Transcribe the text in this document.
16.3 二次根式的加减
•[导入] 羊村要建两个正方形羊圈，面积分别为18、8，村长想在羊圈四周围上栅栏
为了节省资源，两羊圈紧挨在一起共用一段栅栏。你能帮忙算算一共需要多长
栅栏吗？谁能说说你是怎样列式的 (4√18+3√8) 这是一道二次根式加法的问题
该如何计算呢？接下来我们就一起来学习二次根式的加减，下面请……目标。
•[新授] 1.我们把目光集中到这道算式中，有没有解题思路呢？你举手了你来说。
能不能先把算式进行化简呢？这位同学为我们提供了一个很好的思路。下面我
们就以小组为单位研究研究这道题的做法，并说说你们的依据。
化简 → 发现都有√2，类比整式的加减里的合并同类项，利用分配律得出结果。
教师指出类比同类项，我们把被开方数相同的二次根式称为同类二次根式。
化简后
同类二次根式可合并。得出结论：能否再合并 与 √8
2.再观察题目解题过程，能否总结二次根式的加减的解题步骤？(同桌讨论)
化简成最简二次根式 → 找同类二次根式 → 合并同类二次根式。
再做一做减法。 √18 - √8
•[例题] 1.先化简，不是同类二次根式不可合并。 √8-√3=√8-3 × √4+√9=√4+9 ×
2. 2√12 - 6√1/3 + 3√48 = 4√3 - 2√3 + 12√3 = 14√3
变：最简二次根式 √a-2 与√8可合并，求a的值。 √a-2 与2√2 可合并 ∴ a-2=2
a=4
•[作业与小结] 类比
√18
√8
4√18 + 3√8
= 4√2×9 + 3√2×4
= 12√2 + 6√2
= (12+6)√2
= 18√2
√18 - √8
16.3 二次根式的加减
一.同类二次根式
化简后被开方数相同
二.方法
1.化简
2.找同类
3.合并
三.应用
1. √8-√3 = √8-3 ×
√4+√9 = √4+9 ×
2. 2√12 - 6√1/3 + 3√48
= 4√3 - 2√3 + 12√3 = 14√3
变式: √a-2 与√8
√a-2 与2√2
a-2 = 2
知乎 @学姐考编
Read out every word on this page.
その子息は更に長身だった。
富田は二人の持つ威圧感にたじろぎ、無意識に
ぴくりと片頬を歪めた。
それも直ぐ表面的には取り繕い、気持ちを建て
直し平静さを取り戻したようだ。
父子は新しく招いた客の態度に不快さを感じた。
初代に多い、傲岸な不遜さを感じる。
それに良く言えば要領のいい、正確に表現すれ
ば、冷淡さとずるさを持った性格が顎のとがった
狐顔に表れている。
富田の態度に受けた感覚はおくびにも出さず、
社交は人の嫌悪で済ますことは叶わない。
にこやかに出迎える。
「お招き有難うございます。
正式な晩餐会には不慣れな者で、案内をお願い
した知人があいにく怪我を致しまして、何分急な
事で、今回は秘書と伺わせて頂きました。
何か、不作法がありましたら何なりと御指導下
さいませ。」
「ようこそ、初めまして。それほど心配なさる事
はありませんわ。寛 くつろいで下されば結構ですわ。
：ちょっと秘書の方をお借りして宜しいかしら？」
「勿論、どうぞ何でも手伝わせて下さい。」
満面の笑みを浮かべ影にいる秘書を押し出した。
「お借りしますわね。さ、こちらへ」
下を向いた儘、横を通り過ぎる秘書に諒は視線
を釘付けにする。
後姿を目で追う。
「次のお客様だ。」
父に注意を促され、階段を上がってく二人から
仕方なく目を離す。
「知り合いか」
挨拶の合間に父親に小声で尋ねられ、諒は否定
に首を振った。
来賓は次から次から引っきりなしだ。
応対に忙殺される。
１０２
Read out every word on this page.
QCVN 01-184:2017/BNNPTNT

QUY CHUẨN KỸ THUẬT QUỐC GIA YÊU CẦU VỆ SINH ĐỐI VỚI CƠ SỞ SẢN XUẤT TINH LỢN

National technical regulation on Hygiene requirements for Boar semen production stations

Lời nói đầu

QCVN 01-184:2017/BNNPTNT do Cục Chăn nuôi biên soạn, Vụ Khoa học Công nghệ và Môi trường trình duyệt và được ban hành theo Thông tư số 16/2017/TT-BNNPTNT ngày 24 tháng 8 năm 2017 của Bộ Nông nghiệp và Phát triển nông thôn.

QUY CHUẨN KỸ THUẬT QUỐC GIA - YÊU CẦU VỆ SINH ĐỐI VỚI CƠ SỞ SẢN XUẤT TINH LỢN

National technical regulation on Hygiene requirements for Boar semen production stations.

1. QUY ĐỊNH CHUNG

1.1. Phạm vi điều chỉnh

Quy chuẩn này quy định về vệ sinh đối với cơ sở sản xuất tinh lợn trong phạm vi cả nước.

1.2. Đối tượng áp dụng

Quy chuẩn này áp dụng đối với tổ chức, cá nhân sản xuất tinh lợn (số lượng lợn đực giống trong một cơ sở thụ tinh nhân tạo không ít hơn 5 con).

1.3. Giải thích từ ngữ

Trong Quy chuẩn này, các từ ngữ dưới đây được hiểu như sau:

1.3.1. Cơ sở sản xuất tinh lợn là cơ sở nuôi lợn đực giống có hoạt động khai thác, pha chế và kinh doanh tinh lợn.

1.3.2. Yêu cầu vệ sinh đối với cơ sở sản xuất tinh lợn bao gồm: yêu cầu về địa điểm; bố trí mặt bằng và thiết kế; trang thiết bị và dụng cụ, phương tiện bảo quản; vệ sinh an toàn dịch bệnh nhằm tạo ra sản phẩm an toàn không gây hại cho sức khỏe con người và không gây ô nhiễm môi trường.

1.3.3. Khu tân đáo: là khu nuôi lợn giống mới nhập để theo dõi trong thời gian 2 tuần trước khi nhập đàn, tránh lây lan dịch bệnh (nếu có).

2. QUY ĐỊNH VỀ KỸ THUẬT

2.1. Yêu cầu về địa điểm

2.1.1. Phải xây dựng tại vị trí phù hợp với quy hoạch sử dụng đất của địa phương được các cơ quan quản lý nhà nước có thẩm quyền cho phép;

================================

Word for word, write out all of the data above.

Correct output:
Transcribe the text in this document.
16.3 二次根式的加减
•[导入] 羊村要建两个正方形羊圈，面积分别为18、8，村长想在羊圈四周围上栅栏
为了节省资源，两羊圈紧挨在一起共用一段栅栏。你能帮忙算算一共需要多长
栅栏吗？谁能说说你是怎样列式的 (4√18+3√8) 这是一道二次根式加法的问题
该如何计算呢？接下来我们就一起来学习二次根式的加减，下面请……目标。
•[新授] 1.我们把目光集中到这道算式中，有没有解题思路呢？你举手了你来说。
能不能先把算式进行化简呢？这位同学为我们提供了一个很好的思路。下面我
们就以小组为单位研究研究这道题的做法，并说说你们的依据。
化简 → 发现都有√2，类比整式的加减里的合并同类项，利用分配律得出结果。
教师指出类比同类项，我们把被开方数相同的二次根式称为同类二次根式。
化简后
同类二次根式可合并。得出结论：能否再合并 与 √8
2.再观察题目解题过程，能否总结二次根式的加减的解题步骤？(同桌讨论)
化简成最简二次根式 → 找同类二次根式 → 合并同类二次根式。
再做一做减法。 √18 - √8
•[例题] 1.先化简，不是同类二次根式不可合并。 √8-√3=√8-3 × √4+√9=√4+9 ×
2. 2√12 - 6√1/3 + 3√48 = 4√3 - 2√3 + 12√3 = 14√3
变：最简二次根式 √a-2 与√8可合并，求a的值。 √a-2 与2√2 可合并 ∴ a-2=2
a=4
•[作业与小结] 类比
√18
√8
4√18 + 3√8
= 4√2×9 + 3√2×4
= 12√2 + 6√2
= (12+6)√2
= 18√2
√18 - √8
16.3 二次根式的加减
一.同类二次根式
化简后被开方数相同
二.方法
1.化简
2.找同类
3.合并
三.应用
1. √8-√3 = √8-3 ×
√4+√9 = √4+9 ×
2. 2√12 - 6√1/3 + 3√48
= 4√3 - 2√3 + 12√3 = 14√3
变式: √a-2 与√8
√a-2 与2√2
a-2 = 2
知乎 @学姐考编
Read out every word on this page.
その子息は更に長身だった。
富田は二人の持つ威圧感にたじろぎ、無意識に
ぴくりと片頬を歪めた。
それも直ぐ表面的には取り繕い、気持ちを建て
直し平静さを取り戻したようだ。
父子は新しく招いた客の態度に不快さを感じた。
初代に多い、傲岸な不遜さを感じる。
それに良く言えば要領のいい、正確に表現すれ
ば、冷淡さとずるさを持った性格が顎のとがった
狐顔に表れている。
富田の態度に受けた感覚はおくびにも出さず、
社交は人の嫌悪で済ますことは叶わない。
にこやかに出迎える。
「お招き有難うございます。
正式な晩餐会には不慣れな者で、案内をお願い
した知人があいにく怪我を致しまして、何分急な
事で、今回は秘書と伺わせて頂きました。
何か、不作法がありましたら何なりと御指導下
さいませ。」
「ようこそ、初めまして。それほど心配なさる事
はありませんわ。寛 くつろいで下されば結構ですわ。
：ちょっと秘書の方をお借りして宜しいかしら？」
「勿論、どうぞ何でも手伝わせて下さい。」
満面の笑みを浮かべ影にいる秘書を押し出した。
「お借りしますわね。さ、こちらへ」
下を向いた儘、横を通り過ぎる秘書に諒は視線
を釘付けにする。
後姿を目で追う。
「次のお客様だ。」
父に注意を促され、階段を上がってく二人から
仕方なく目を離す。
「知り合いか」
挨拶の合間に父親に小声で尋ねられ、諒は否定
に首を振った。
来賓は次から次から引っきりなしだ。
応対に忙殺される。
１０２
Read out every word on this page.
QCVN 01-184:2017/BNNPTNT

QUY CHUẨN KỸ THUẬT QUỐC GIA YÊU CẦU VỆ SINH ĐỐI VỚI CƠ SỞ SẢN XUẤT TINH LỢN

National technical regulation on Hygiene requirements for Boar semen production stations

Lời nói đầu

QCVN 01-184:2017/BNNPTNT do Cục Chăn nuôi biên soạn, Vụ Khoa học Công nghệ và Môi trường trình duyệt và được ban hành theo Thông tư số 16/2017/TT-BNNPTNT ngày 24 tháng 8 năm 2017 của Bộ Nông nghiệp và Phát triển nông thôn.

QUY CHUẨN KỸ THUẬT QUỐC GIA - YÊU CẦU VỆ SINH ĐỐI VỚI CƠ SỞ SẢN XUẤT TINH LỢN

National technical regulation on Hygiene requirements for Boar semen production stations.

1. QUY ĐỊNH CHUNG

1.1. Phạm vi điều chỉnh

Quy chuẩn này quy định về vệ sinh đối với cơ sở sản xuất tinh lợn trong phạm vi cả nước.

1.2. Đối tượng áp dụng

Quy chuẩn này áp dụng đối với tổ chức, cá nhân sản xuất tinh lợn (số lượng lợn đực giống trong một cơ sở thụ tinh nhân tạo không ít hơn 5 con).

1.3. Giải thích từ ngữ

Trong Quy chuẩn này, các từ ngữ dưới đây được hiểu như sau:

1.3.1. Cơ sở sản xuất tinh lợn là cơ sở nuôi lợn đực giống có hoạt động khai thác, pha chế và kinh doanh tinh lợn.

1.3.2. Yêu cầu vệ sinh đối với cơ sở sản xuất tinh lợn bao gồm: yêu cầu về địa điểm; bố trí mặt bằng và thiết kế; trang thiết bị và dụng cụ, phương tiện bảo quản; vệ sinh an toàn dịch bệnh nhằm tạo ra sản phẩm an toàn không gây hại cho sức khỏe con người và không gây ô nhiễm môi trường.

1.3.3. Khu tân đáo: là khu nuôi lợn giống mới nhập để theo dõi trong thời gian 2 tuần trước khi nhập đàn, tránh lây lan dịch bệnh (nếu có).

2. QUY ĐỊNH VỀ KỸ THUẬT

2.1. Yêu cầu về địa điểm

2.1.1. Phải xây dựng tại vị trí phù hợp với quy hoạch sử dụng đất của địa phương được các cơ quan quản lý nhà nước có thẩm quyền cho phép;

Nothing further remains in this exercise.